REQUIREMENTS | Make an exact copy of the listing below.

ENTRIES PROVIDED |
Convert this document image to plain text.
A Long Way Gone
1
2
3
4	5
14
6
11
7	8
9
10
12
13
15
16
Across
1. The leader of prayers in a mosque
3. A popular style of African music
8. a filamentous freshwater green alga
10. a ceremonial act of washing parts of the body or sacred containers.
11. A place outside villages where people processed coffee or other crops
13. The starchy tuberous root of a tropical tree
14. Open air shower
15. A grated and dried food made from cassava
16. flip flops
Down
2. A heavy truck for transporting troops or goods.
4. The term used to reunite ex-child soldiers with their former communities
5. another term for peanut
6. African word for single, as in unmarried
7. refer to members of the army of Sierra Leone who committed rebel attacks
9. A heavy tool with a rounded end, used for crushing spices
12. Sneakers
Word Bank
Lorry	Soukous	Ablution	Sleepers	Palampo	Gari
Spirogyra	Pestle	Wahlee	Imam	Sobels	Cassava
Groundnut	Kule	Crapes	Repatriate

ANSWER |
Convert this document image to plain text.
A Long Way Gone
1
2
3
4	5
14
6
11
7	8
9
10
12
13
15
16
Across
1. The leader of prayers in a mosque
3. A popular style of African music
8. a filamentous freshwater green alga
10. a ceremonial act of washing parts of the body or sacred containers.
11. A place outside villages where people processed coffee or other crops
13. The starchy tuberous root of a tropical tree
14. Open air shower
15. A grated and dried food made from cassava
16. flip flops
Down
2. A heavy truck for transporting troops or goods.
4. The term used to reunite ex-child soldiers with their former communities
5. another term for peanut
6. African word for single, as in unmarried
7. refer to members of the army of Sierra Leone who committed rebel attacks
9. A heavy tool with a rounded end, used for crushing spices
12. Sneakers
Word Bank
Lorry	Soukous	Ablution	Sleepers	Palampo	Gari
Spirogyra	Pestle	Wahlee	Imam	Sobels	Cassava
Groundnut	Kule	Crapes	Repatriate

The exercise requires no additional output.